***** MATERIALS PROVIDED *****

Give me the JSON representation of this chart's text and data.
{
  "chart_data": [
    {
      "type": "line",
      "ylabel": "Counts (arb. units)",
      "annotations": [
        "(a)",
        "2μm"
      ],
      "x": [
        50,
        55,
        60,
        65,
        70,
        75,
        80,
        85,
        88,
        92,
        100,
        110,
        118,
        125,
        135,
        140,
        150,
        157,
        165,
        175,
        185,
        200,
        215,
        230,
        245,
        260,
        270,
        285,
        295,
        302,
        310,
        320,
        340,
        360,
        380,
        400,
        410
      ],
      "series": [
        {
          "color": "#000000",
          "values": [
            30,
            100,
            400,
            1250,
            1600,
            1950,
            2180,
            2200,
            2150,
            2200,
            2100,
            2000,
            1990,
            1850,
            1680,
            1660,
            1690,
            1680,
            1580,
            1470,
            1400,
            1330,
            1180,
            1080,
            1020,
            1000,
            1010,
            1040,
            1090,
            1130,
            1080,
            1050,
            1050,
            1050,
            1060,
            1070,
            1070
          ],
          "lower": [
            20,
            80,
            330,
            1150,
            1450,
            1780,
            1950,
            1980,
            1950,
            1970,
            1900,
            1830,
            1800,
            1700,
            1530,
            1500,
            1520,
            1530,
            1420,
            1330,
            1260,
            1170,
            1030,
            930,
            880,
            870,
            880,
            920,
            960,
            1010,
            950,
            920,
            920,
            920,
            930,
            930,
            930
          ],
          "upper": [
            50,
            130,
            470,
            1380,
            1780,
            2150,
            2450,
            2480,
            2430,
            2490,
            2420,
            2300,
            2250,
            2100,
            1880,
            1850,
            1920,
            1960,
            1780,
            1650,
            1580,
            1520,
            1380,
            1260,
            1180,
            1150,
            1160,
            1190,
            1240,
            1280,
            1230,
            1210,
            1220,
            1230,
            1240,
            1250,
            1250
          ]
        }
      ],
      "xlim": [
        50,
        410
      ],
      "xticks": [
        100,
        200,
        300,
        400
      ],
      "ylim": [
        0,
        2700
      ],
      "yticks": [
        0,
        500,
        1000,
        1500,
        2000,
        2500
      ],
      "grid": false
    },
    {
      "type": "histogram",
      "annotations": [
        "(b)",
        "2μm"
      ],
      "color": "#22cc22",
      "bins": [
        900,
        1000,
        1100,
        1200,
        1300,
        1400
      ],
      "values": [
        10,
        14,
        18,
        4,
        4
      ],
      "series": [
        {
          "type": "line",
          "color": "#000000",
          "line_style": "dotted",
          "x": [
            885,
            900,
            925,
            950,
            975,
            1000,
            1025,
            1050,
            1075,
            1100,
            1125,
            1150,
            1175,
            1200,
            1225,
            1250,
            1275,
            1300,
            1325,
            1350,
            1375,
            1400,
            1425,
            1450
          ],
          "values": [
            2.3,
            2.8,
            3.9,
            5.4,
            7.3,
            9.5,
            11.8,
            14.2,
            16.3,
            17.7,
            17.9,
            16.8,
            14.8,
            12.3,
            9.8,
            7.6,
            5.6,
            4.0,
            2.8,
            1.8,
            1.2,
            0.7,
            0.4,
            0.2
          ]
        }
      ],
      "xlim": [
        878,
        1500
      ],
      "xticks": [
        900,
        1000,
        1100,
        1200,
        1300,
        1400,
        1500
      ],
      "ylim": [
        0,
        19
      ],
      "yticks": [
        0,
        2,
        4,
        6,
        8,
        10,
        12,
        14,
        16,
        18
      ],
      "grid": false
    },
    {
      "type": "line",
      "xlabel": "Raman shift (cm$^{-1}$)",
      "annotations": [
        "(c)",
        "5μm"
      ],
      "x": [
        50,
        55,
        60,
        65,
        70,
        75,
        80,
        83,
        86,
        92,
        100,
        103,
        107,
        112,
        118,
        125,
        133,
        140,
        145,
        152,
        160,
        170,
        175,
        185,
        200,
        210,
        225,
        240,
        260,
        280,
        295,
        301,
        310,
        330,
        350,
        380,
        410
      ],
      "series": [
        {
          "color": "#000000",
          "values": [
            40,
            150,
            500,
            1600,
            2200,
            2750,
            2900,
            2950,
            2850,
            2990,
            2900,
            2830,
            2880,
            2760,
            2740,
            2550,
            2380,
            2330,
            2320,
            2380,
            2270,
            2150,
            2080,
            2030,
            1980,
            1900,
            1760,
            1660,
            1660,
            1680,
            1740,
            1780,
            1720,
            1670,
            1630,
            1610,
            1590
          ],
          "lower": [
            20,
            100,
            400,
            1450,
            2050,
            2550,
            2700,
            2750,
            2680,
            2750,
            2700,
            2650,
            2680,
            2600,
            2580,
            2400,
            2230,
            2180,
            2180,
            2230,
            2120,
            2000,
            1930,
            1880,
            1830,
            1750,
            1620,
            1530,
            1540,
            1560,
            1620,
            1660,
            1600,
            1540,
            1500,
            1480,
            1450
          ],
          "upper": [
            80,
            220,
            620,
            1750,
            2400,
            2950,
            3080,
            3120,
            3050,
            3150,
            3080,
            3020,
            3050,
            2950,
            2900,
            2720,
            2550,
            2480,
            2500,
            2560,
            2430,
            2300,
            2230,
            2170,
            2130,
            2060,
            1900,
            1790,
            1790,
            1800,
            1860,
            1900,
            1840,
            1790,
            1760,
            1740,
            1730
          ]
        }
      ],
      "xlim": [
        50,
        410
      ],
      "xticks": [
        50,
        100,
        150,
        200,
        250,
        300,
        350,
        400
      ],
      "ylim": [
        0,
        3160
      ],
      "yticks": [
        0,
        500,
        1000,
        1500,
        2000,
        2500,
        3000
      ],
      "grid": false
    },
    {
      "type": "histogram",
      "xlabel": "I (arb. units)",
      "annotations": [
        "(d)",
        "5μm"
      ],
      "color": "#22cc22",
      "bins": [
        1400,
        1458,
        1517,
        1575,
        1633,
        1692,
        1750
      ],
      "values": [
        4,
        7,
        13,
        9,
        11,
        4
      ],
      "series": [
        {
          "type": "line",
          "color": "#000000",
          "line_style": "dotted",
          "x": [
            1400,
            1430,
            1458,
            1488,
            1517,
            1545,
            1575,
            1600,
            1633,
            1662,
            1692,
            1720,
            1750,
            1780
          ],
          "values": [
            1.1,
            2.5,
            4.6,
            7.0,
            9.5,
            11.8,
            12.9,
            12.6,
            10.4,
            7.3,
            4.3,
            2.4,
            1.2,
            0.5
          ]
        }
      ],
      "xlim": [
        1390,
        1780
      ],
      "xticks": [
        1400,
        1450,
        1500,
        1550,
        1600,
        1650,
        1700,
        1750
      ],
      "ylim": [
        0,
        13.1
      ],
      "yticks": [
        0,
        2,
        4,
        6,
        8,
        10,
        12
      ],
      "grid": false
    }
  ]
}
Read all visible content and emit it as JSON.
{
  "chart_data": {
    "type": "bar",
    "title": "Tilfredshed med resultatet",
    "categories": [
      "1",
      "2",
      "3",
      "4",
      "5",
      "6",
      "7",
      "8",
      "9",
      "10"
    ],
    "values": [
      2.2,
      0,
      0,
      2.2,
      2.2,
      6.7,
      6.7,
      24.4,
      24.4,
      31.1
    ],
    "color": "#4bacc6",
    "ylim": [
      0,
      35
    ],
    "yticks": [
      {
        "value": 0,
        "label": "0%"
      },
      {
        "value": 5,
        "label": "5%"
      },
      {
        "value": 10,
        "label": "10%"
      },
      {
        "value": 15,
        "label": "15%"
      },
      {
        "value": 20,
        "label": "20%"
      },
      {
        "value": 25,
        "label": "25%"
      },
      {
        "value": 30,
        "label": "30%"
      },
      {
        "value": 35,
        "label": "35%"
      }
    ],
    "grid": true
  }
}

*****

= EXERCISE =
Repeat exactly, and only, the lines from the line with "Read all visible content and emit it as JSON." through the end of the listing above, both ends included.

= TASK SOLUTION =
Read all visible content and emit it as JSON.
{
  "chart_data": {
    "type": "bar",
    "title": "Tilfredshed med resultatet",
    "categories": [
      "1",
      "2",
      "3",
      "4",
      "5",
      "6",
      "7",
      "8",
      "9",
      "10"
    ],
    "values": [
      2.2,
      0,
      0,
      2.2,
      2.2,
      6.7,
      6.7,
      24.4,
      24.4,
      31.1
    ],
    "color": "#4bacc6",
    "ylim": [
      0,
      35
    ],
    "yticks": [
      {
        "value": 0,
        "label": "0%"
      },
      {
        "value": 5,
        "label": "5%"
      },
      {
        "value": 10,
        "label": "10%"
      },
      {
        "value": 15,
        "label": "15%"
      },
      {
        "value": 20,
        "label": "20%"
      },
      {
        "value": 25,
        "label": "25%"
      },
      {
        "value": 30,
        "label": "30%"
      },
      {
        "value": 35,
        "label": "35%"
      }
    ],
    "grid": true
  }
}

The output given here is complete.